====== Exercise data ======

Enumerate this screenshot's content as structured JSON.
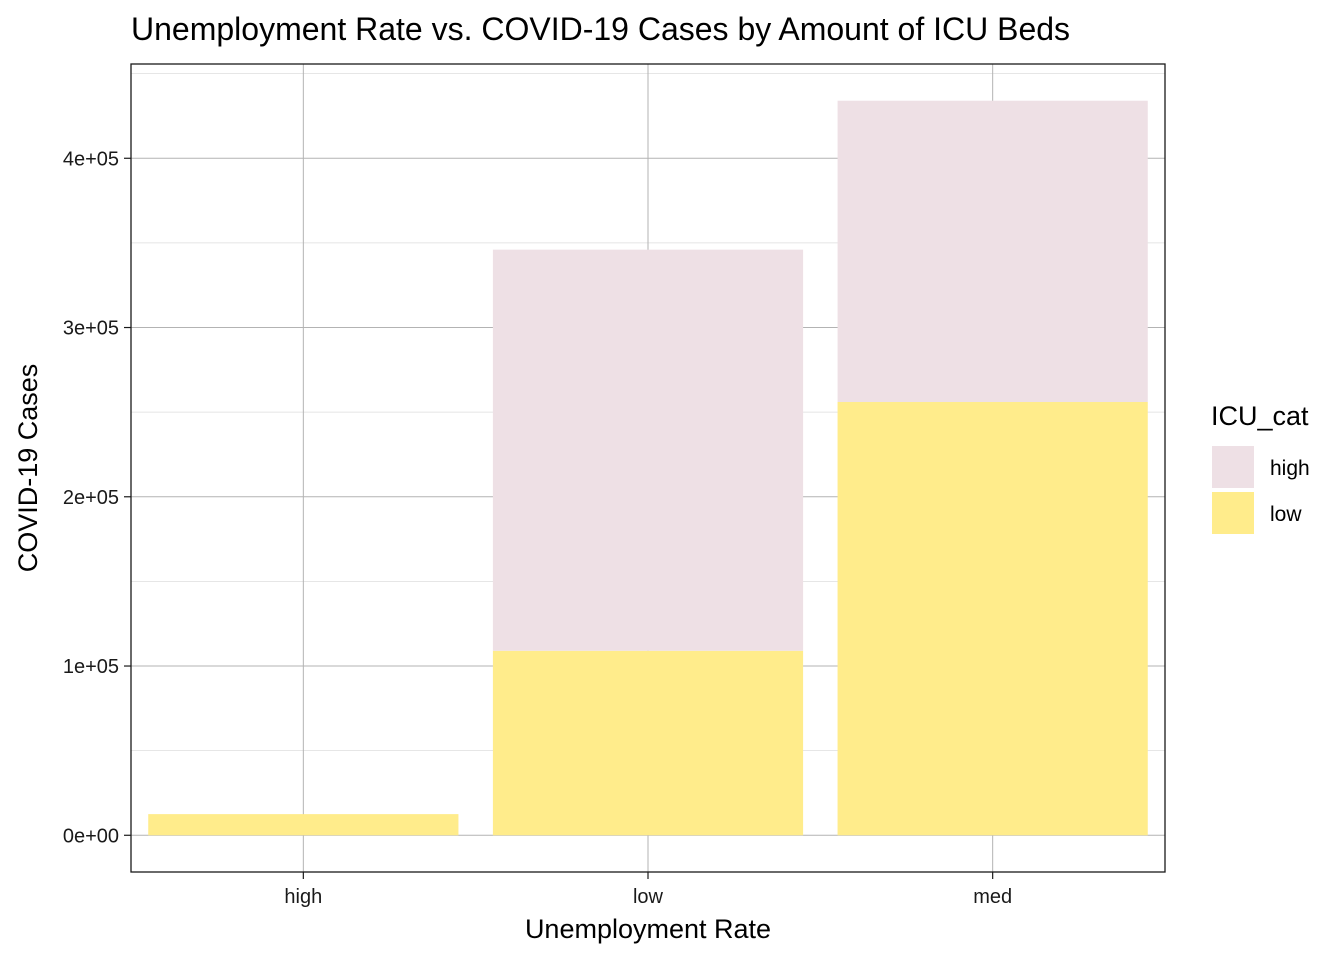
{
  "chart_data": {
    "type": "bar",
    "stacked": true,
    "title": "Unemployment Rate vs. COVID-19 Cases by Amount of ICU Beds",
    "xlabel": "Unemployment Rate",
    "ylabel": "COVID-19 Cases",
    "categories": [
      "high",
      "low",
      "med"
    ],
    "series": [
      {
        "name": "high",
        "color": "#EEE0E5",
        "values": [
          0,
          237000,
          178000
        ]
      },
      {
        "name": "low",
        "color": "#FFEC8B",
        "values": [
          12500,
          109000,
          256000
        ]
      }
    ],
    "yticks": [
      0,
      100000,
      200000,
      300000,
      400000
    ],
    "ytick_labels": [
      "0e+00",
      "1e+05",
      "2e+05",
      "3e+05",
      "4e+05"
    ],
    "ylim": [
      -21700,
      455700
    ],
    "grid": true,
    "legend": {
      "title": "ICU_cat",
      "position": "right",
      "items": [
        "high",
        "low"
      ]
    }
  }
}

======

== What you will do ==
Images should not appear in the copy; retype the listing above exactly.

== Reply to the task ==
Enumerate this screenshot's content as structured JSON.
{
  "chart_data": {
    "type": "bar",
    "stacked": true,
    "title": "Unemployment Rate vs. COVID-19 Cases by Amount of ICU Beds",
    "xlabel": "Unemployment Rate",
    "ylabel": "COVID-19 Cases",
    "categories": [
      "high",
      "low",
      "med"
    ],
    "series": [
      {
        "name": "high",
        "color": "#EEE0E5",
        "values": [
          0,
          237000,
          178000
        ]
      },
      {
        "name": "low",
        "color": "#FFEC8B",
        "values": [
          12500,
          109000,
          256000
        ]
      }
    ],
    "yticks": [
      0,
      100000,
      200000,
      300000,
      400000
    ],
    "ytick_labels": [
      "0e+00",
      "1e+05",
      "2e+05",
      "3e+05",
      "4e+05"
    ],
    "ylim": [
      -21700,
      455700
    ],
    "grid": true,
    "legend": {
      "title": "ICU_cat",
      "position": "right",
      "items": [
        "high",
        "low"
      ]
    }
  }
}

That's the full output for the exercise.